▶ Exercise: Each line that holds the word "time" is to be identified and copied.

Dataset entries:
»»

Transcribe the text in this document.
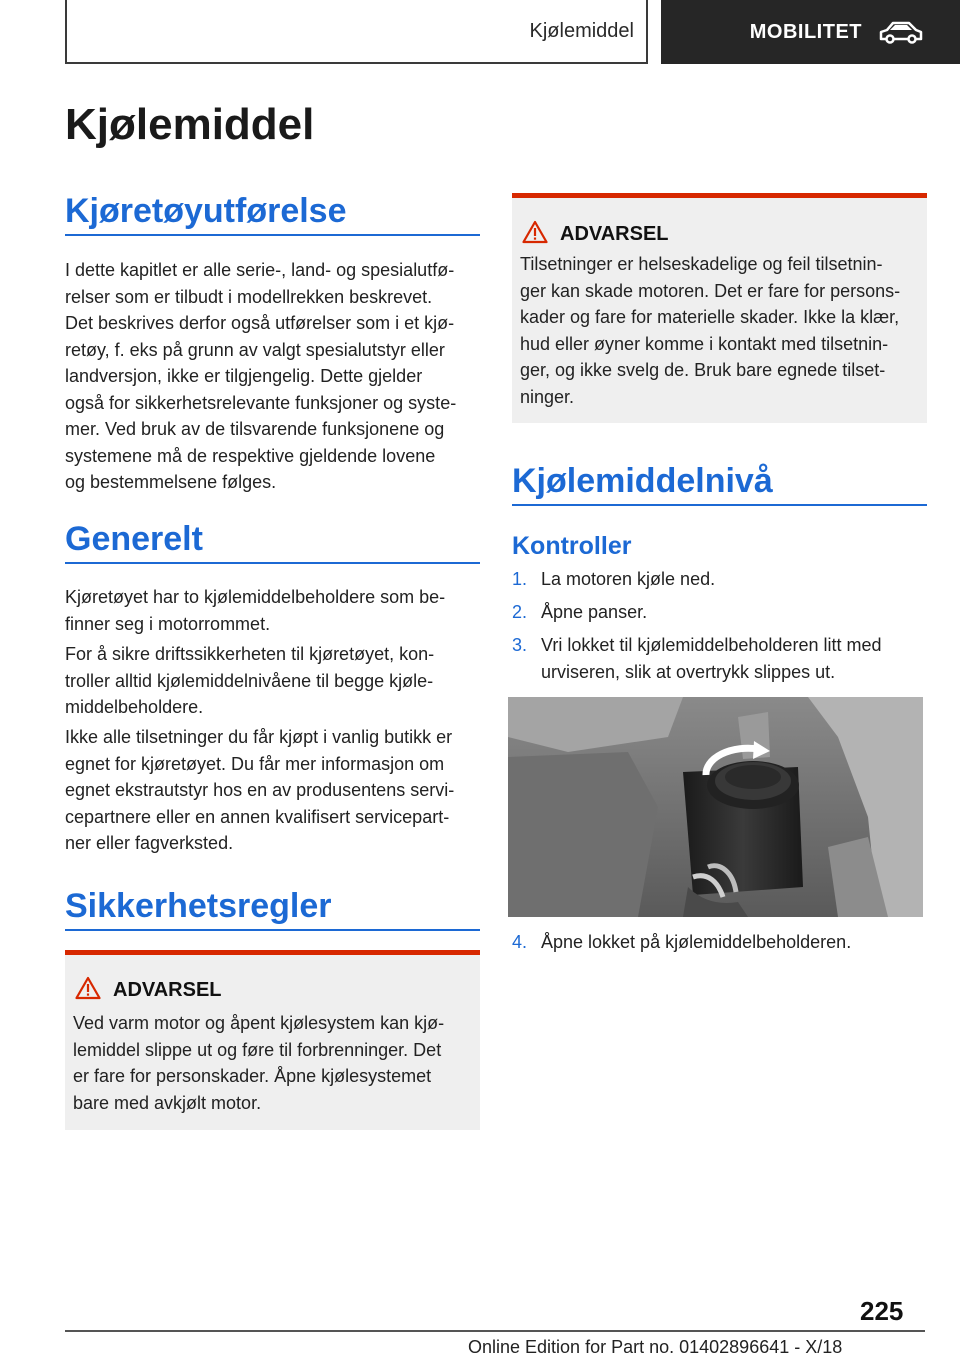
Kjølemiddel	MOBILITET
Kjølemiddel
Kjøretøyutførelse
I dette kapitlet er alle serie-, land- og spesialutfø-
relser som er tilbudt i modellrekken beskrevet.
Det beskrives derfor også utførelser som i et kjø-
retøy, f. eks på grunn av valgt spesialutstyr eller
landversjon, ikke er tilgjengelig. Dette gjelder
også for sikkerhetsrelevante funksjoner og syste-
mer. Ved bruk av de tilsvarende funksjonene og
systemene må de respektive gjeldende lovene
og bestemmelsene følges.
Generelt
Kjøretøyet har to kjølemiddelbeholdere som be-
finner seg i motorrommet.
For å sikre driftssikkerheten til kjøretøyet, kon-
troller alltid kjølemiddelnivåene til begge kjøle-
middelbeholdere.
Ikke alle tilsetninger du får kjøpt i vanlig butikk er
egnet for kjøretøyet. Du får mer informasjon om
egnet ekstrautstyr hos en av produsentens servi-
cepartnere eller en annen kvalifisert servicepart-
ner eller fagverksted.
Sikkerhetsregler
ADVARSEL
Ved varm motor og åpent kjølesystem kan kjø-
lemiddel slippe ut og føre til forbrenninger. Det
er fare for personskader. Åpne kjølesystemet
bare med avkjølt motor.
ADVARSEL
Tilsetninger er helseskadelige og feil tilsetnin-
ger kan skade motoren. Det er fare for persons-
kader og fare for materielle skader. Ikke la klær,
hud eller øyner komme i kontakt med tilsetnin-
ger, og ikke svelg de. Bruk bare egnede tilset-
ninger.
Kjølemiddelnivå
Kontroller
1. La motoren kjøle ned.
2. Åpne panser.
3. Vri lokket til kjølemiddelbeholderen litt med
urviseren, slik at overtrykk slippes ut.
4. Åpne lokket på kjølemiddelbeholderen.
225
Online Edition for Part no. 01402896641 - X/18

««
»»

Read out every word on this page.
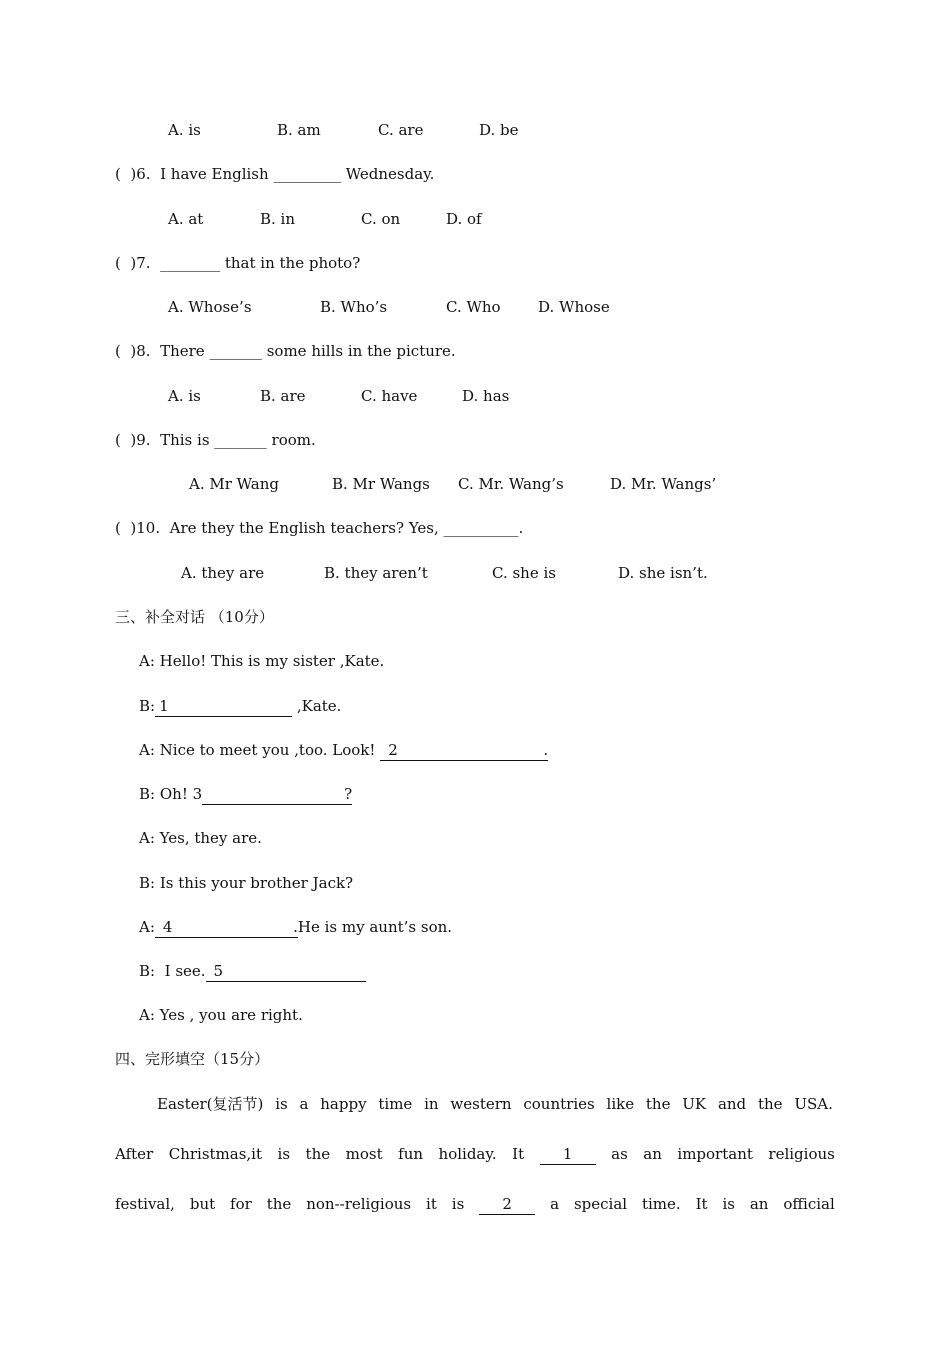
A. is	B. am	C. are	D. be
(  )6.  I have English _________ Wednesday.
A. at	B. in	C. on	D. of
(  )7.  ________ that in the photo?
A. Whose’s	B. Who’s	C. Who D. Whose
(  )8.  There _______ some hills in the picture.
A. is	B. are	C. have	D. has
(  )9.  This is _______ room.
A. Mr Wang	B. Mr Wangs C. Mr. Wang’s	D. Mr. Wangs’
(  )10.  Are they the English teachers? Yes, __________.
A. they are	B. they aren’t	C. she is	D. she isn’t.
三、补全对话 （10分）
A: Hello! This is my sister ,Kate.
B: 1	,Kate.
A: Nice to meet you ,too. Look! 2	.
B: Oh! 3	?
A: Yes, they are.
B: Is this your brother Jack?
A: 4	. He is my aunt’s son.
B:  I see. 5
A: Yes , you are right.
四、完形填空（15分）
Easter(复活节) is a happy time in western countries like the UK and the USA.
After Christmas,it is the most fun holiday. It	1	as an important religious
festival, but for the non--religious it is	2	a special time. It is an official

««

▶ Exercise solution:
Easter(复活节) is a happy time in western countries like the UK and the USA.
festival, but for the non--religious it is	2	a special time. It is an official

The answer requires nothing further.